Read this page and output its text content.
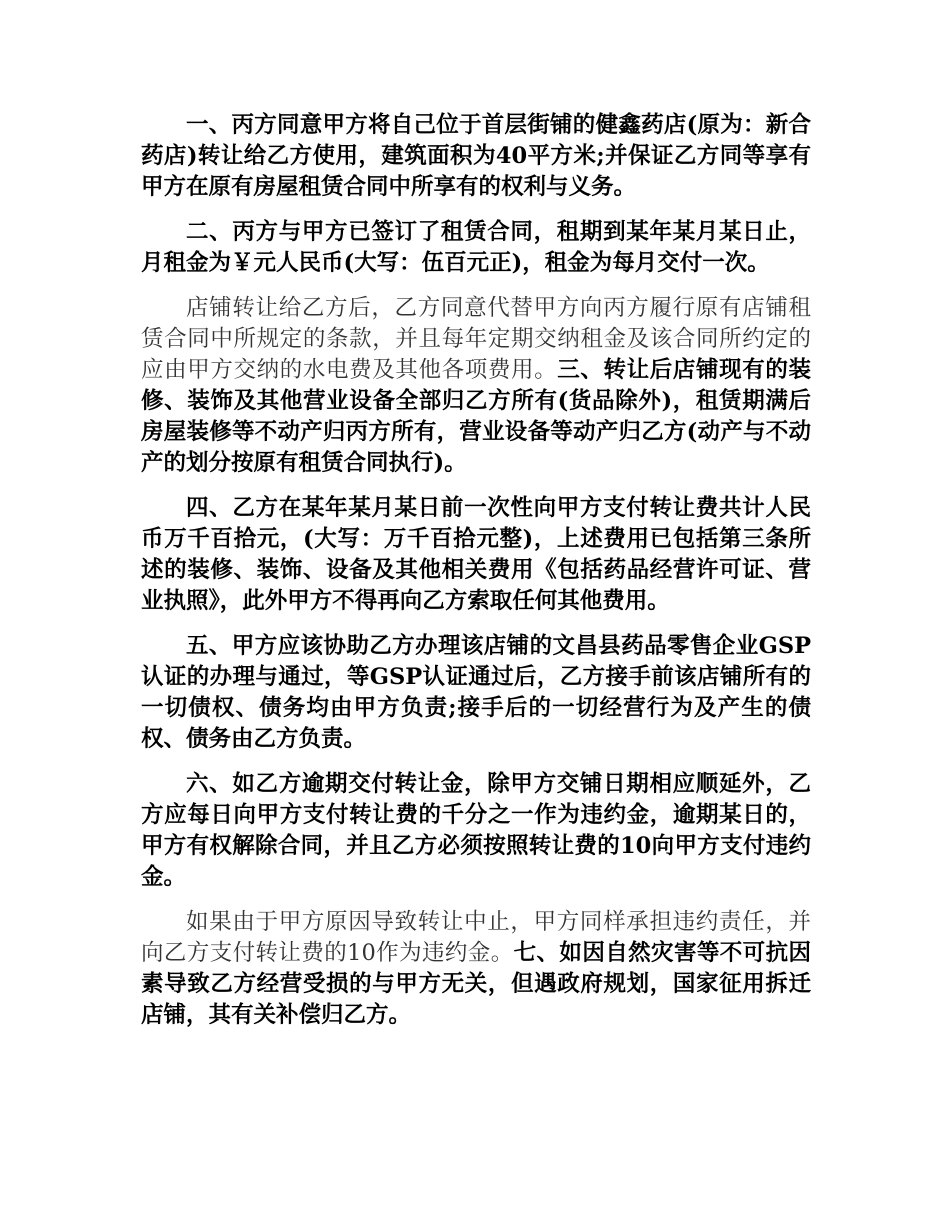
一、丙方同意甲方将自己位于首层街铺的健鑫药店(原为：新合药店)转让给乙方使用，建筑面积为40平方米;并保证乙方同等享有甲方在原有房屋租赁合同中所享有的权利与义务。

二、丙方与甲方已签订了租赁合同，租期到某年某月某日止，月租金为￥元人民币(大写：伍百元正)，租金为每月交付一次。

店铺转让给乙方后，乙方同意代替甲方向丙方履行原有店铺租赁合同中所规定的条款，并且每年定期交纳租金及该合同所约定的应由甲方交纳的水电费及其他各项费用。三、转让后店铺现有的装修、装饰及其他营业设备全部归乙方所有(货品除外)，租赁期满后房屋装修等不动产归丙方所有，营业设备等动产归乙方(动产与不动产的划分按原有租赁合同执行)。

四、乙方在某年某月某日前一次性向甲方支付转让费共计人民币万千百拾元，(大写：万千百拾元整)，上述费用已包括第三条所述的装修、装饰、设备及其他相关费用《包括药品经营许可证、营业执照》，此外甲方不得再向乙方索取任何其他费用。

五、甲方应该协助乙方办理该店铺的文昌县药品零售企业GSP认证的办理与通过，等GSP认证通过后，乙方接手前该店铺所有的一切债权、债务均由甲方负责;接手后的一切经营行为及产生的债权、债务由乙方负责。

六、如乙方逾期交付转让金，除甲方交铺日期相应顺延外，乙方应每日向甲方支付转让费的千分之一作为违约金，逾期某日的，甲方有权解除合同，并且乙方必须按照转让费的10向甲方支付违约金。

如果由于甲方原因导致转让中止，甲方同样承担违约责任，并向乙方支付转让费的10作为违约金。七、如因自然灾害等不可抗因素导致乙方经营受损的与甲方无关，但遇政府规划，国家征用拆迁店铺，其有关补偿归乙方。
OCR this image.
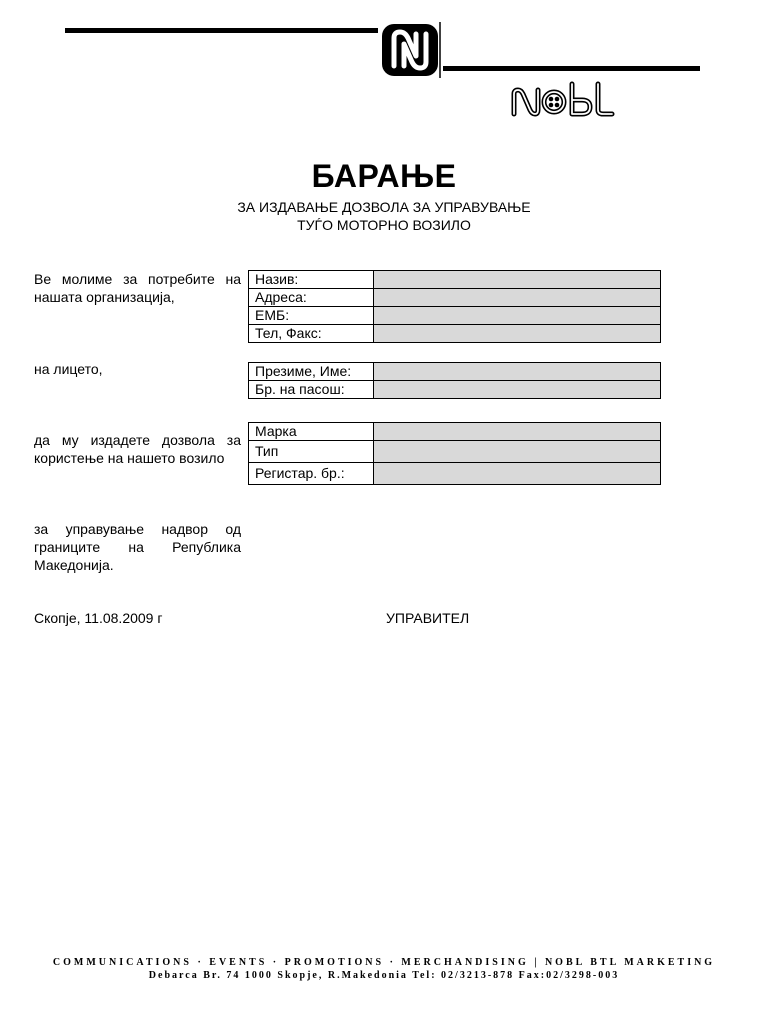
БАРАЊЕ
ЗА ИЗДАВАЊЕ ДОЗВОЛА ЗА УПРАВУВАЊЕ
ТУЃО МОТОРНО ВОЗИЛО
Ве молиме за потребите на нашата организација,
Назив:	
Адреса:	
ЕМБ:	
Тел, Факс:	
на лицето,	Презиме, Име:	
Бр. на пасош:	
да му издадете дозвола за користење на нашето возило
Марка	
Тип	
Регистар. бр.:	
за управување надвор од границите на Република Македонија.
Скопје, 11.08.2009 г	УПРАВИТЕЛ
COMMUNICATIONS · EVENTS · PROMOTIONS · MERCHANDISING | NOBL BTL MARKETING
Debarca Br. 74 1000 Skopje, R.Makedonia Tel: 02/3213-878 Fax:02/3298-003
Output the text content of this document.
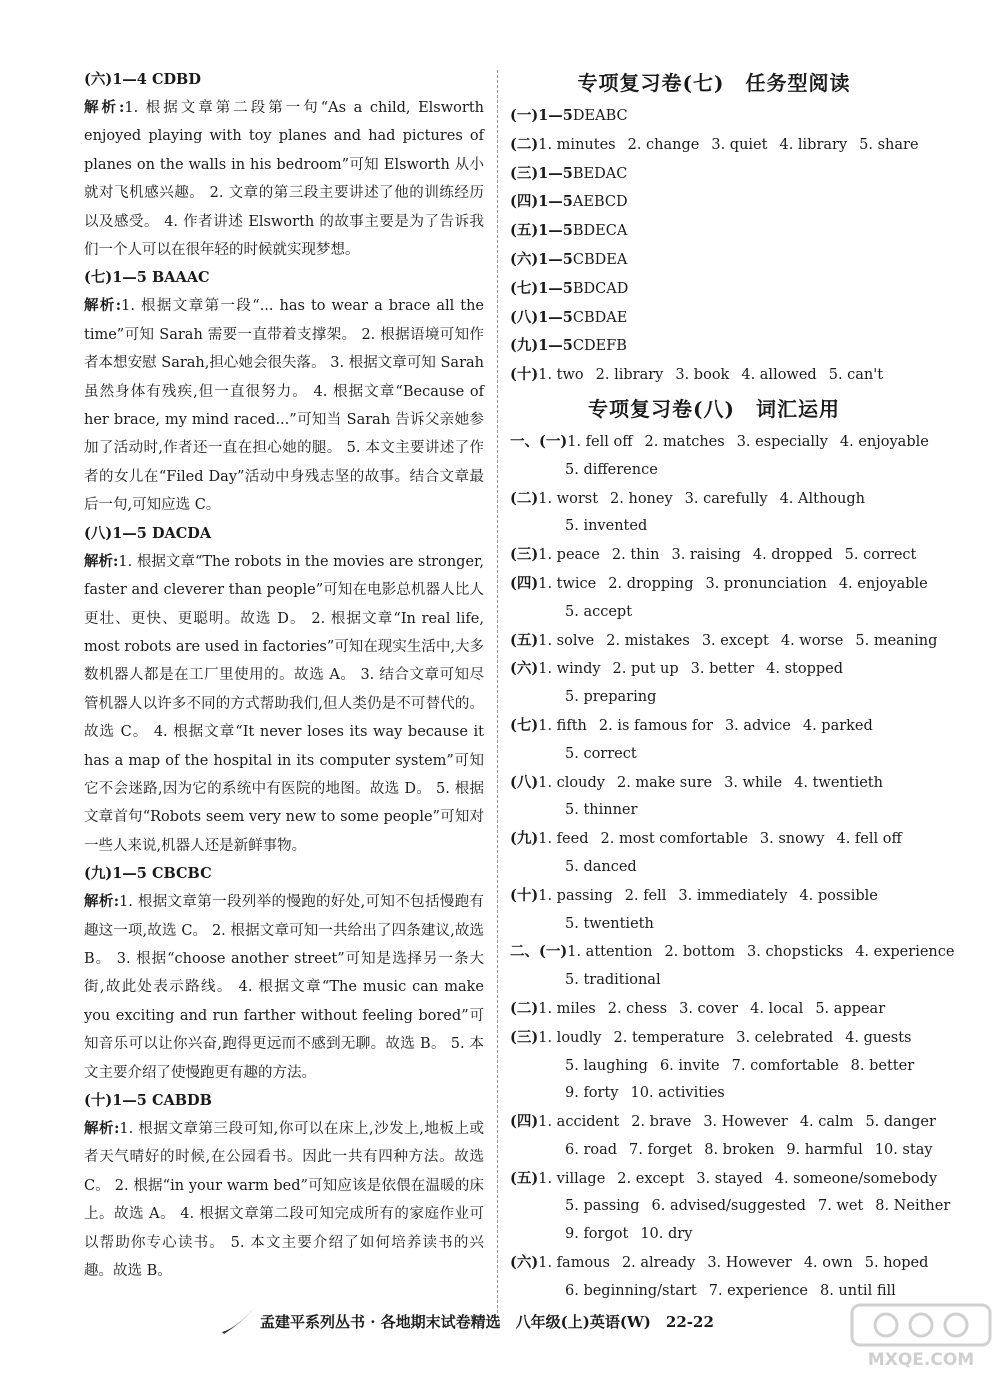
(六)1—4 CDBD
解析:1. 根据文章第二段第一句“As a child, Elsworth enjoyed playing with toy planes and had pictures of planes on the walls in his bedroom”可知 Elsworth 从小就对飞机感兴趣。 2. 文章的第三段主要讲述了他的训练经历以及感受。 4. 作者讲述 Elsworth 的故事主要是为了告诉我们一个人可以在很年轻的时候就实现梦想。
(七)1—5 BAAAC
解析:1. 根据文章第一段“... has to wear a brace all the time”可知 Sarah 需要一直带着支撑架。 2. 根据语境可知作者本想安慰 Sarah,担心她会很失落。 3. 根据文章可知 Sarah 虽然身体有残疾,但一直很努力。 4. 根据文章“Because of her brace, my mind raced...”可知当 Sarah 告诉父亲她参加了活动时,作者还一直在担心她的腿。 5. 本文主要讲述了作者的女儿在“Filed Day”活动中身残志坚的故事。结合文章最后一句,可知应选 C。
(八)1—5 DACDA
解析:1. 根据文章“The robots in the movies are stronger, faster and cleverer than people”可知在电影总机器人比人更壮、更快、更聪明。故选 D。 2. 根据文章“In real life, most robots are used in factories”可知在现实生活中,大多数机器人都是在工厂里使用的。故选 A。 3. 结合文章可知尽管机器人以许多不同的方式帮助我们,但人类仍是不可替代的。故选 C。 4. 根据文章“It never loses its way because it has a map of the hospital in its computer system”可知它不会迷路,因为它的系统中有医院的地图。故选 D。 5. 根据文章首句“Robots seem very new to some people”可知对一些人来说,机器人还是新鲜事物。
(九)1—5 CBCBC
解析:1. 根据文章第一段列举的慢跑的好处,可知不包括慢跑有趣这一项,故选 C。 2. 根据文章可知一共给出了四条建议,故选 B。 3. 根据“choose another street”可知是选择另一条大街,故此处表示路线。 4. 根据文章“The music can make you exciting and run farther without feeling bored”可知音乐可以让你兴奋,跑得更远而不感到无聊。故选 B。 5. 本文主要介绍了使慢跑更有趣的方法。
(十)1—5 CABDB
解析:1. 根据文章第三段可知,你可以在床上,沙发上,地板上或者天气晴好的时候,在公园看书。因此一共有四种方法。故选 C。 2. 根据“in your warm bed”可知应该是依偎在温暖的床上。故选 A。 4. 根据文章第二段可知完成所有的家庭作业可以帮助你专心读书。 5. 本文主要介绍了如何培养读书的兴趣。故选 B。
专项复习卷(七)　任务型阅读
(一)1—5DEABC
(二)1. minutes 2. change 3. quiet 4. library 5. share
(三)1—5BEDAC
(四)1—5AEBCD
(五)1—5BDECA
(六)1—5CBDEA
(七)1—5BDCAD
(八)1—5CBDAE
(九)1—5CDEFB
(十)1. two 2. library 3. book 4. allowed 5. can't
专项复习卷(八)　词汇运用
一、(一)1. fell off 2. matches 3. especially 4. enjoyable
5. difference
(二)1. worst 2. honey 3. carefully 4. Although
5. invented
(三)1. peace 2. thin 3. raising 4. dropped 5. correct
(四)1. twice 2. dropping 3. pronunciation 4. enjoyable
5. accept
(五)1. solve 2. mistakes 3. except 4. worse 5. meaning
(六)1. windy 2. put up 3. better 4. stopped
5. preparing
(七)1. fifth 2. is famous for 3. advice 4. parked
5. correct
(八)1. cloudy 2. make sure 3. while 4. twentieth
5. thinner
(九)1. feed 2. most comfortable 3. snowy 4. fell off
5. danced
(十)1. passing 2. fell 3. immediately 4. possible
5. twentieth
二、(一)1. attention 2. bottom 3. chopsticks 4. experience
5. traditional
(二)1. miles 2. chess 3. cover 4. local 5. appear
(三)1. loudly 2. temperature 3. celebrated 4. guests
5. laughing 6. invite 7. comfortable 8. better
9. forty 10. activities
(四)1. accident 2. brave 3. However 4. calm 5. danger
6. road 7. forget 8. broken 9. harmful 10. stay
(五)1. village 2. except 3. stayed 4. someone/somebody
5. passing 6. advised/suggested 7. wet 8. Neither
9. forgot 10. dry
(六)1. famous 2. already 3. However 4. own 5. hoped
6. beginning/start 7. experience 8. until fill
孟建平系列丛书 · 各地期末试卷精选　八年级(上)英语(W)　22-22
MXQE.COM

----

Where a line holds "However", copy that line.

_Final result_.
(四)1. accident 2. brave 3. However 4. calm 5. danger
(六)1. famous 2. already 3. However 4. own 5. hoped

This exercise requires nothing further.